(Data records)

_____

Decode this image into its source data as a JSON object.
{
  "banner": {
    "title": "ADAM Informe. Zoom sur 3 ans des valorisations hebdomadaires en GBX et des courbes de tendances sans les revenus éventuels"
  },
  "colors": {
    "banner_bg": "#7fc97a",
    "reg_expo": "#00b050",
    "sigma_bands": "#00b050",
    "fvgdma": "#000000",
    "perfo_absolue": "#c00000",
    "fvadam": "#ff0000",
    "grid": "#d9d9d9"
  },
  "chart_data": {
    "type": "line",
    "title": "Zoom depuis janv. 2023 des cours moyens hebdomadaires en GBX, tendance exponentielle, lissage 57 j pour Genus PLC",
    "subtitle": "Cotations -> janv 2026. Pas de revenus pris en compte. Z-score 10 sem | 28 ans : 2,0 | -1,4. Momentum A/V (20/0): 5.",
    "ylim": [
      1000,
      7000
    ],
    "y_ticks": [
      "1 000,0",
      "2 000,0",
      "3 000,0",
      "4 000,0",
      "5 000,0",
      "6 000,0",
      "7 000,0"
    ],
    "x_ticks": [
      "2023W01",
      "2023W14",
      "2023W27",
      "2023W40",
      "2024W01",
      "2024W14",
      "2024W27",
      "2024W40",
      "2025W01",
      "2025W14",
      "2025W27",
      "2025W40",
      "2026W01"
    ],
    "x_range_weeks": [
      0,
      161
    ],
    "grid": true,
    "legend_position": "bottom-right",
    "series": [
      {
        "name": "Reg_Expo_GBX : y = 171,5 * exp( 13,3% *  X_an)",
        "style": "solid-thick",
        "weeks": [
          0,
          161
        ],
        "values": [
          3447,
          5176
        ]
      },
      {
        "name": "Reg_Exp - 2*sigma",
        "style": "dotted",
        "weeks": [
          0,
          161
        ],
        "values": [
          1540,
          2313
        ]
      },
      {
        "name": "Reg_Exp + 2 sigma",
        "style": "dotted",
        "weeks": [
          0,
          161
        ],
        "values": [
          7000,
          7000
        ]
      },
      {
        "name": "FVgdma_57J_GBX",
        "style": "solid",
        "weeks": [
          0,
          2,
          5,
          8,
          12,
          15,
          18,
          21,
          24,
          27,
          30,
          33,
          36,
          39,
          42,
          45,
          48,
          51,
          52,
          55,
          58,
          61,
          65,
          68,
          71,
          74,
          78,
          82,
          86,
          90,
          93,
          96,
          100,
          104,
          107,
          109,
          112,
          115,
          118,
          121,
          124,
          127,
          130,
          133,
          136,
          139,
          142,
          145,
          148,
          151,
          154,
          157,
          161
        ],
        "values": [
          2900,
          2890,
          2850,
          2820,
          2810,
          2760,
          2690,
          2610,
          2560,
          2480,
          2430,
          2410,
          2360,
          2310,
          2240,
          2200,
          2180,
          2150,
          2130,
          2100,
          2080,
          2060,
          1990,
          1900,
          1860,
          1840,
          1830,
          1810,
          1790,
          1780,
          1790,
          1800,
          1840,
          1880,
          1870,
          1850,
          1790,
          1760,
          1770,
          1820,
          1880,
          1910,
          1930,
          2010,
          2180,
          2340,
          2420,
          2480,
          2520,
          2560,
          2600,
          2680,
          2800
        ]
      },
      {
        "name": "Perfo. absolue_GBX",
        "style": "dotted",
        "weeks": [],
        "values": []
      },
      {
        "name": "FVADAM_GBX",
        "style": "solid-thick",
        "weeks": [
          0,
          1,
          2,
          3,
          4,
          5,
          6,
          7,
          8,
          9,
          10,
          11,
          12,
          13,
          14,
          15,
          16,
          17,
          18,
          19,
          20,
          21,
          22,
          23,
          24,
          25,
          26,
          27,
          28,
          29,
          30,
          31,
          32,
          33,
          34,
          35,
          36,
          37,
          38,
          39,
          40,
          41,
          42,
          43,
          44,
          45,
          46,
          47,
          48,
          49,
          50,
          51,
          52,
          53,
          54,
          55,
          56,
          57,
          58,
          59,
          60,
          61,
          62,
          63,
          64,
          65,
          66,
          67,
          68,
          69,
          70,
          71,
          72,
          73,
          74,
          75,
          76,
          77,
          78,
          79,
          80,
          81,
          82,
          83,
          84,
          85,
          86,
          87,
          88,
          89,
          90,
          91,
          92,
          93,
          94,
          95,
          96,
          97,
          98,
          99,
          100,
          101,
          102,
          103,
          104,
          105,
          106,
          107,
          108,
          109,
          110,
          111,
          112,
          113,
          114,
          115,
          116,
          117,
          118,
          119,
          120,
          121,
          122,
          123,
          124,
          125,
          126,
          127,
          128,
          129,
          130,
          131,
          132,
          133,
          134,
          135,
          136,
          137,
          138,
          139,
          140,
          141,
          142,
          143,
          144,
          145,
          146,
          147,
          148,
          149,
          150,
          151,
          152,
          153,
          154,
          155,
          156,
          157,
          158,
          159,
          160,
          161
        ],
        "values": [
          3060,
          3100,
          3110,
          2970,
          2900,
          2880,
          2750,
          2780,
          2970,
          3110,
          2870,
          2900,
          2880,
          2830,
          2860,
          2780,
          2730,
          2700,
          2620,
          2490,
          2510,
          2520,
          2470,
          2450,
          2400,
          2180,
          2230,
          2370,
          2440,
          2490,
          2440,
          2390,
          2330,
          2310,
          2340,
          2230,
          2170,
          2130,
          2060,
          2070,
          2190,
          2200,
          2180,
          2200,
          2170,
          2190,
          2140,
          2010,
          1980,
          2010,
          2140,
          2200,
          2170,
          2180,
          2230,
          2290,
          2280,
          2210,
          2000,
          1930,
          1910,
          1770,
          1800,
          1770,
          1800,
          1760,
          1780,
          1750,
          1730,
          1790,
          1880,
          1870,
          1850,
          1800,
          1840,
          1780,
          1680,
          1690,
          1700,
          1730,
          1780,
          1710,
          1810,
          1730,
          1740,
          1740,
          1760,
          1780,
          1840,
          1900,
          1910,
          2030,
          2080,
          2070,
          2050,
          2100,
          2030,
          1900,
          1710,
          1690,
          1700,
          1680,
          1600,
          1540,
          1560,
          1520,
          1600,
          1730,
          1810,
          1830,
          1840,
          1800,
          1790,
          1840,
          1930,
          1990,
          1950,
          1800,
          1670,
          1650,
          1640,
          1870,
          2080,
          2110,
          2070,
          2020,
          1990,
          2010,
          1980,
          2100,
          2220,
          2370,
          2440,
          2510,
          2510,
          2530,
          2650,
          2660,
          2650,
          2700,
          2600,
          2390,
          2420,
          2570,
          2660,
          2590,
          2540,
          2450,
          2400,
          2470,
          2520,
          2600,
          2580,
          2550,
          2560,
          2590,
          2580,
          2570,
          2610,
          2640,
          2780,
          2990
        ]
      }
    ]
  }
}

_____

REQUIREMENTS> Extract the data in full. Keep it word for word.

SOLUTION>
Decode this image into its source data as a JSON object.
{
  "banner": {
    "title": "ADAM Informe. Zoom sur 3 ans des valorisations hebdomadaires en GBX et des courbes de tendances sans les revenus éventuels"
  },
  "colors": {
    "banner_bg": "#7fc97a",
    "reg_expo": "#00b050",
    "sigma_bands": "#00b050",
    "fvgdma": "#000000",
    "perfo_absolue": "#c00000",
    "fvadam": "#ff0000",
    "grid": "#d9d9d9"
  },
  "chart_data": {
    "type": "line",
    "title": "Zoom depuis janv. 2023 des cours moyens hebdomadaires en GBX, tendance exponentielle, lissage 57 j pour Genus PLC",
    "subtitle": "Cotations -> janv 2026. Pas de revenus pris en compte. Z-score 10 sem | 28 ans : 2,0 | -1,4. Momentum A/V (20/0): 5.",
    "ylim": [
      1000,
      7000
    ],
    "y_ticks": [
      "1 000,0",
      "2 000,0",
      "3 000,0",
      "4 000,0",
      "5 000,0",
      "6 000,0",
      "7 000,0"
    ],
    "x_ticks": [
      "2023W01",
      "2023W14",
      "2023W27",
      "2023W40",
      "2024W01",
      "2024W14",
      "2024W27",
      "2024W40",
      "2025W01",
      "2025W14",
      "2025W27",
      "2025W40",
      "2026W01"
    ],
    "x_range_weeks": [
      0,
      161
    ],
    "grid": true,
    "legend_position": "bottom-right",
    "series": [
      {
        "name": "Reg_Expo_GBX : y = 171,5 * exp( 13,3% *  X_an)",
        "style": "solid-thick",
        "weeks": [
          0,
          161
        ],
        "values": [
          3447,
          5176
        ]
      },
      {
        "name": "Reg_Exp - 2*sigma",
        "style": "dotted",
        "weeks": [
          0,
          161
        ],
        "values": [
          1540,
          2313
        ]
      },
      {
        "name": "Reg_Exp + 2 sigma",
        "style": "dotted",
        "weeks": [
          0,
          161
        ],
        "values": [
          7000,
          7000
        ]
      },
      {
        "name": "FVgdma_57J_GBX",
        "style": "solid",
        "weeks": [
          0,
          2,
          5,
          8,
          12,
          15,
          18,
          21,
          24,
          27,
          30,
          33,
          36,
          39,
          42,
          45,
          48,
          51,
          52,
          55,
          58,
          61,
          65,
          68,
          71,
          74,
          78,
          82,
          86,
          90,
          93,
          96,
          100,
          104,
          107,
          109,
          112,
          115,
          118,
          121,
          124,
          127,
          130,
          133,
          136,
          139,
          142,
          145,
          148,
          151,
          154,
          157,
          161
        ],
        "values": [
          2900,
          2890,
          2850,
          2820,
          2810,
          2760,
          2690,
          2610,
          2560,
          2480,
          2430,
          2410,
          2360,
          2310,
          2240,
          2200,
          2180,
          2150,
          2130,
          2100,
          2080,
          2060,
          1990,
          1900,
          1860,
          1840,
          1830,
          1810,
          1790,
          1780,
          1790,
          1800,
          1840,
          1880,
          1870,
          1850,
          1790,
          1760,
          1770,
          1820,
          1880,
          1910,
          1930,
          2010,
          2180,
          2340,
          2420,
          2480,
          2520,
          2560,
          2600,
          2680,
          2800
        ]
      },
      {
        "name": "Perfo. absolue_GBX",
        "style": "dotted",
        "weeks": [],
        "values": []
      },
      {
        "name": "FVADAM_GBX",
        "style": "solid-thick",
        "weeks": [
          0,
          1,
          2,
          3,
          4,
          5,
          6,
          7,
          8,
          9,
          10,
          11,
          12,
          13,
          14,
          15,
          16,
          17,
          18,
          19,
          20,
          21,
          22,
          23,
          24,
          25,
          26,
          27,
          28,
          29,
          30,
          31,
          32,
          33,
          34,
          35,
          36,
          37,
          38,
          39,
          40,
          41,
          42,
          43,
          44,
          45,
          46,
          47,
          48,
          49,
          50,
          51,
          52,
          53,
          54,
          55,
          56,
          57,
          58,
          59,
          60,
          61,
          62,
          63,
          64,
          65,
          66,
          67,
          68,
          69,
          70,
          71,
          72,
          73,
          74,
          75,
          76,
          77,
          78,
          79,
          80,
          81,
          82,
          83,
          84,
          85,
          86,
          87,
          88,
          89,
          90,
          91,
          92,
          93,
          94,
          95,
          96,
          97,
          98,
          99,
          100,
          101,
          102,
          103,
          104,
          105,
          106,
          107,
          108,
          109,
          110,
          111,
          112,
          113,
          114,
          115,
          116,
          117,
          118,
          119,
          120,
          121,
          122,
          123,
          124,
          125,
          126,
          127,
          128,
          129,
          130,
          131,
          132,
          133,
          134,
          135,
          136,
          137,
          138,
          139,
          140,
          141,
          142,
          143,
          144,
          145,
          146,
          147,
          148,
          149,
          150,
          151,
          152,
          153,
          154,
          155,
          156,
          157,
          158,
          159,
          160,
          161
        ],
        "values": [
          3060,
          3100,
          3110,
          2970,
          2900,
          2880,
          2750,
          2780,
          2970,
          3110,
          2870,
          2900,
          2880,
          2830,
          2860,
          2780,
          2730,
          2700,
          2620,
          2490,
          2510,
          2520,
          2470,
          2450,
          2400,
          2180,
          2230,
          2370,
          2440,
          2490,
          2440,
          2390,
          2330,
          2310,
          2340,
          2230,
          2170,
          2130,
          2060,
          2070,
          2190,
          2200,
          2180,
          2200,
          2170,
          2190,
          2140,
          2010,
          1980,
          2010,
          2140,
          2200,
          2170,
          2180,
          2230,
          2290,
          2280,
          2210,
          2000,
          1930,
          1910,
          1770,
          1800,
          1770,
          1800,
          1760,
          1780,
          1750,
          1730,
          1790,
          1880,
          1870,
          1850,
          1800,
          1840,
          1780,
          1680,
          1690,
          1700,
          1730,
          1780,
          1710,
          1810,
          1730,
          1740,
          1740,
          1760,
          1780,
          1840,
          1900,
          1910,
          2030,
          2080,
          2070,
          2050,
          2100,
          2030,
          1900,
          1710,
          1690,
          1700,
          1680,
          1600,
          1540,
          1560,
          1520,
          1600,
          1730,
          1810,
          1830,
          1840,
          1800,
          1790,
          1840,
          1930,
          1990,
          1950,
          1800,
          1670,
          1650,
          1640,
          1870,
          2080,
          2110,
          2070,
          2020,
          1990,
          2010,
          1980,
          2100,
          2220,
          2370,
          2440,
          2510,
          2510,
          2530,
          2650,
          2660,
          2650,
          2700,
          2600,
          2390,
          2420,
          2570,
          2660,
          2590,
          2540,
          2450,
          2400,
          2470,
          2520,
          2600,
          2580,
          2550,
          2560,
          2590,
          2580,
          2570,
          2610,
          2640,
          2780,
          2990
        ]
      }
    ]
  }
}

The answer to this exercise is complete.